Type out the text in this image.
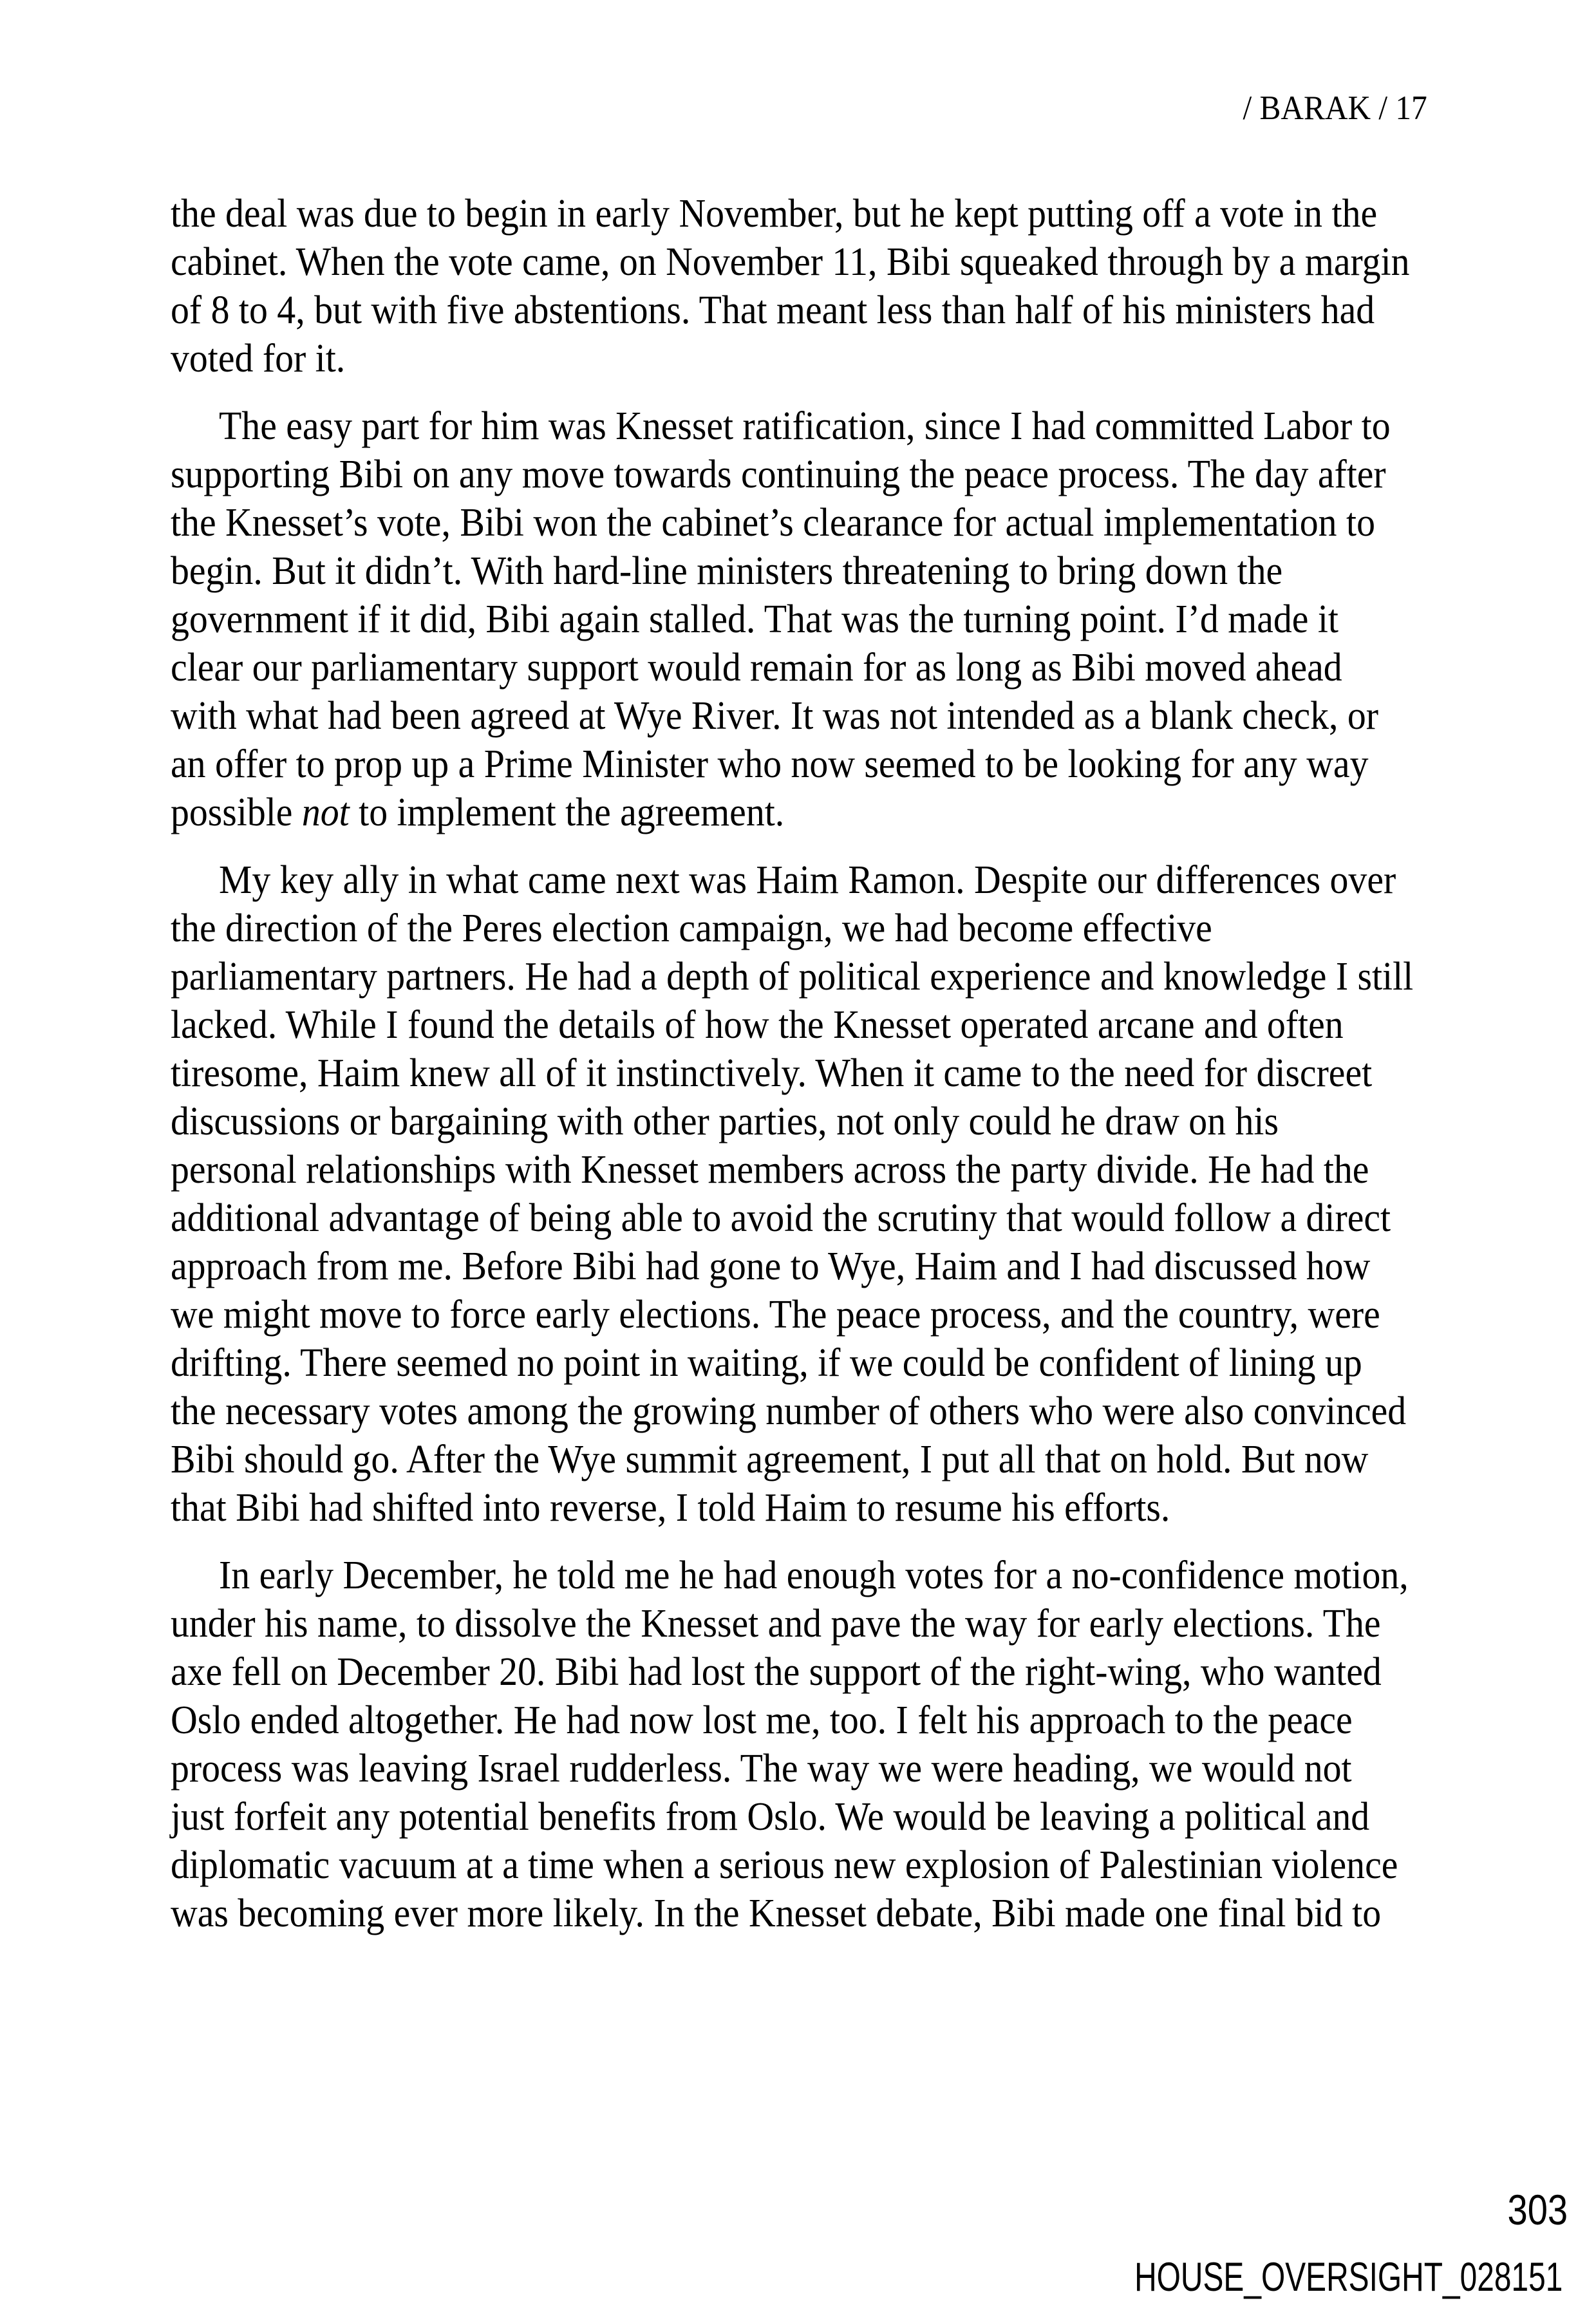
/ BARAK / 17
the deal was due to begin in early November, but he kept putting off a vote in the
cabinet. When the vote came, on November 11, Bibi squeaked through by a margin
of 8 to 4, but with five abstentions. That meant less than half of his ministers had
voted for it.
The easy part for him was Knesset ratification, since I had committed Labor to
supporting Bibi on any move towards continuing the peace process. The day after
the Knesset’s vote, Bibi won the cabinet’s clearance for actual implementation to
begin. But it didn’t. With hard-line ministers threatening to bring down the
government if it did, Bibi again stalled. That was the turning point. I’d made it
clear our parliamentary support would remain for as long as Bibi moved ahead
with what had been agreed at Wye River. It was not intended as a blank check, or
an offer to prop up a Prime Minister who now seemed to be looking for any way
possible not to implement the agreement.
My key ally in what came next was Haim Ramon. Despite our differences over
the direction of the Peres election campaign, we had become effective
parliamentary partners. He had a depth of political experience and knowledge I still
lacked. While I found the details of how the Knesset operated arcane and often
tiresome, Haim knew all of it instinctively. When it came to the need for discreet
discussions or bargaining with other parties, not only could he draw on his
personal relationships with Knesset members across the party divide. He had the
additional advantage of being able to avoid the scrutiny that would follow a direct
approach from me. Before Bibi had gone to Wye, Haim and I had discussed how
we might move to force early elections. The peace process, and the country, were
drifting. There seemed no point in waiting, if we could be confident of lining up
the necessary votes among the growing number of others who were also convinced
Bibi should go. After the Wye summit agreement, I put all that on hold. But now
that Bibi had shifted into reverse, I told Haim to resume his efforts.
In early December, he told me he had enough votes for a no-confidence motion,
under his name, to dissolve the Knesset and pave the way for early elections. The
axe fell on December 20. Bibi had lost the support of the right-wing, who wanted
Oslo ended altogether. He had now lost me, too. I felt his approach to the peace
process was leaving Israel rudderless. The way we were heading, we would not
just forfeit any potential benefits from Oslo. We would be leaving a political and
diplomatic vacuum at a time when a serious new explosion of Palestinian violence
was becoming ever more likely. In the Knesset debate, Bibi made one final bid to
303
HOUSE_OVERSIGHT_028151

:::::

■ **Task statement**
Leave out the pictures and copy everything else in the records word for word.

■ **The answer**
Type out the text in this image.
/ BARAK / 17
the deal was due to begin in early November, but he kept putting off a vote in the
cabinet. When the vote came, on November 11, Bibi squeaked through by a margin
of 8 to 4, but with five abstentions. That meant less than half of his ministers had
voted for it.
The easy part for him was Knesset ratification, since I had committed Labor to
supporting Bibi on any move towards continuing the peace process. The day after
the Knesset’s vote, Bibi won the cabinet’s clearance for actual implementation to
begin. But it didn’t. With hard-line ministers threatening to bring down the
government if it did, Bibi again stalled. That was the turning point. I’d made it
clear our parliamentary support would remain for as long as Bibi moved ahead
with what had been agreed at Wye River. It was not intended as a blank check, or
an offer to prop up a Prime Minister who now seemed to be looking for any way
possible not to implement the agreement.
My key ally in what came next was Haim Ramon. Despite our differences over
the direction of the Peres election campaign, we had become effective
parliamentary partners. He had a depth of political experience and knowledge I still
lacked. While I found the details of how the Knesset operated arcane and often
tiresome, Haim knew all of it instinctively. When it came to the need for discreet
discussions or bargaining with other parties, not only could he draw on his
personal relationships with Knesset members across the party divide. He had the
additional advantage of being able to avoid the scrutiny that would follow a direct
approach from me. Before Bibi had gone to Wye, Haim and I had discussed how
we might move to force early elections. The peace process, and the country, were
drifting. There seemed no point in waiting, if we could be confident of lining up
the necessary votes among the growing number of others who were also convinced
Bibi should go. After the Wye summit agreement, I put all that on hold. But now
that Bibi had shifted into reverse, I told Haim to resume his efforts.
In early December, he told me he had enough votes for a no-confidence motion,
under his name, to dissolve the Knesset and pave the way for early elections. The
axe fell on December 20. Bibi had lost the support of the right-wing, who wanted
Oslo ended altogether. He had now lost me, too. I felt his approach to the peace
process was leaving Israel rudderless. The way we were heading, we would not
just forfeit any potential benefits from Oslo. We would be leaving a political and
diplomatic vacuum at a time when a serious new explosion of Palestinian violence
was becoming ever more likely. In the Knesset debate, Bibi made one final bid to
303
HOUSE_OVERSIGHT_028151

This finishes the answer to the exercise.